Figure record extracts:

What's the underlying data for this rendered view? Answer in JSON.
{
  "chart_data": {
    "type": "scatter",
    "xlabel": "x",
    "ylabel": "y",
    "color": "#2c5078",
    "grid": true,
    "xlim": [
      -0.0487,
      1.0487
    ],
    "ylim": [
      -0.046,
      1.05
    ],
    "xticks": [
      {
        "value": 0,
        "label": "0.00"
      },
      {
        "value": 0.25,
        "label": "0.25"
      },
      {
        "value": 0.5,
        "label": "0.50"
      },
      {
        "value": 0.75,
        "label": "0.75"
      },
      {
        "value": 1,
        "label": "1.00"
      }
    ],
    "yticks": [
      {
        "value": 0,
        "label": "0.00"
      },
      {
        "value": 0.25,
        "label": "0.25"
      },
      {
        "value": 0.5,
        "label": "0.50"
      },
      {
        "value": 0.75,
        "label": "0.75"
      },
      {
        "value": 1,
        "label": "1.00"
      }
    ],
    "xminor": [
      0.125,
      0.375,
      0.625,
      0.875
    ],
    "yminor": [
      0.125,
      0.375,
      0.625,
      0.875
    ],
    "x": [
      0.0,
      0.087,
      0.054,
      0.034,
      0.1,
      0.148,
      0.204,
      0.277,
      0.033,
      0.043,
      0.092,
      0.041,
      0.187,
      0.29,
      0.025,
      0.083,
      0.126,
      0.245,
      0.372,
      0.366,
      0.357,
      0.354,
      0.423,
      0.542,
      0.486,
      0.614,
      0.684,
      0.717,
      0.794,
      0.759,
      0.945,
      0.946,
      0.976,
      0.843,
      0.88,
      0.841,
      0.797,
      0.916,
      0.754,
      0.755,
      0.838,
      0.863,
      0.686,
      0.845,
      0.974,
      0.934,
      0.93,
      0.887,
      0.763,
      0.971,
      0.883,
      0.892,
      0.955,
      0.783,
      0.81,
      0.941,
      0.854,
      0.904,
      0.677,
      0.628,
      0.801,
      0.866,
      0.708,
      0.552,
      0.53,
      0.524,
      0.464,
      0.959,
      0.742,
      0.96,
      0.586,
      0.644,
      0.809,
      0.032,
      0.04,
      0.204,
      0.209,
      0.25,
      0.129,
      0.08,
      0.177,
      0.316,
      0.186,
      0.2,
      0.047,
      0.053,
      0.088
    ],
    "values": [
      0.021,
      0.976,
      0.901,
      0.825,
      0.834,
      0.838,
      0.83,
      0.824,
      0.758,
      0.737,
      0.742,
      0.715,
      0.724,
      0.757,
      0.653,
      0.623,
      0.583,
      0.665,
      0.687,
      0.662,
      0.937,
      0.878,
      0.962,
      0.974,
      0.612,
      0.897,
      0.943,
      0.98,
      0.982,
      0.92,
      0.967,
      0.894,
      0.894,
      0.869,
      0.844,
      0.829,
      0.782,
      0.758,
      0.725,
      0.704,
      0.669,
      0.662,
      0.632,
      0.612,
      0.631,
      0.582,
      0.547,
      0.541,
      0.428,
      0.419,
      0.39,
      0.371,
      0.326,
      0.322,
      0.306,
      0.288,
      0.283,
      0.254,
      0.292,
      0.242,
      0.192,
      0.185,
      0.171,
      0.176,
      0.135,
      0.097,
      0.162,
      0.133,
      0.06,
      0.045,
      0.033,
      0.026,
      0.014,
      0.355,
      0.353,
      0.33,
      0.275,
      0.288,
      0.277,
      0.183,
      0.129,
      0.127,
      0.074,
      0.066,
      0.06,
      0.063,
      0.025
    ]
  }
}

**WHAT IS BEING ASKED:**
Return every record, word for word.

**COMPLETED EXERCISE:**
What's the underlying data for this rendered view? Answer in JSON.
{
  "chart_data": {
    "type": "scatter",
    "xlabel": "x",
    "ylabel": "y",
    "color": "#2c5078",
    "grid": true,
    "xlim": [
      -0.0487,
      1.0487
    ],
    "ylim": [
      -0.046,
      1.05
    ],
    "xticks": [
      {
        "value": 0,
        "label": "0.00"
      },
      {
        "value": 0.25,
        "label": "0.25"
      },
      {
        "value": 0.5,
        "label": "0.50"
      },
      {
        "value": 0.75,
        "label": "0.75"
      },
      {
        "value": 1,
        "label": "1.00"
      }
    ],
    "yticks": [
      {
        "value": 0,
        "label": "0.00"
      },
      {
        "value": 0.25,
        "label": "0.25"
      },
      {
        "value": 0.5,
        "label": "0.50"
      },
      {
        "value": 0.75,
        "label": "0.75"
      },
      {
        "value": 1,
        "label": "1.00"
      }
    ],
    "xminor": [
      0.125,
      0.375,
      0.625,
      0.875
    ],
    "yminor": [
      0.125,
      0.375,
      0.625,
      0.875
    ],
    "x": [
      0.0,
      0.087,
      0.054,
      0.034,
      0.1,
      0.148,
      0.204,
      0.277,
      0.033,
      0.043,
      0.092,
      0.041,
      0.187,
      0.29,
      0.025,
      0.083,
      0.126,
      0.245,
      0.372,
      0.366,
      0.357,
      0.354,
      0.423,
      0.542,
      0.486,
      0.614,
      0.684,
      0.717,
      0.794,
      0.759,
      0.945,
      0.946,
      0.976,
      0.843,
      0.88,
      0.841,
      0.797,
      0.916,
      0.754,
      0.755,
      0.838,
      0.863,
      0.686,
      0.845,
      0.974,
      0.934,
      0.93,
      0.887,
      0.763,
      0.971,
      0.883,
      0.892,
      0.955,
      0.783,
      0.81,
      0.941,
      0.854,
      0.904,
      0.677,
      0.628,
      0.801,
      0.866,
      0.708,
      0.552,
      0.53,
      0.524,
      0.464,
      0.959,
      0.742,
      0.96,
      0.586,
      0.644,
      0.809,
      0.032,
      0.04,
      0.204,
      0.209,
      0.25,
      0.129,
      0.08,
      0.177,
      0.316,
      0.186,
      0.2,
      0.047,
      0.053,
      0.088
    ],
    "values": [
      0.021,
      0.976,
      0.901,
      0.825,
      0.834,
      0.838,
      0.83,
      0.824,
      0.758,
      0.737,
      0.742,
      0.715,
      0.724,
      0.757,
      0.653,
      0.623,
      0.583,
      0.665,
      0.687,
      0.662,
      0.937,
      0.878,
      0.962,
      0.974,
      0.612,
      0.897,
      0.943,
      0.98,
      0.982,
      0.92,
      0.967,
      0.894,
      0.894,
      0.869,
      0.844,
      0.829,
      0.782,
      0.758,
      0.725,
      0.704,
      0.669,
      0.662,
      0.632,
      0.612,
      0.631,
      0.582,
      0.547,
      0.541,
      0.428,
      0.419,
      0.39,
      0.371,
      0.326,
      0.322,
      0.306,
      0.288,
      0.283,
      0.254,
      0.292,
      0.242,
      0.192,
      0.185,
      0.171,
      0.176,
      0.135,
      0.097,
      0.162,
      0.133,
      0.06,
      0.045,
      0.033,
      0.026,
      0.014,
      0.355,
      0.353,
      0.33,
      0.275,
      0.288,
      0.277,
      0.183,
      0.129,
      0.127,
      0.074,
      0.066,
      0.06,
      0.063,
      0.025
    ]
  }
}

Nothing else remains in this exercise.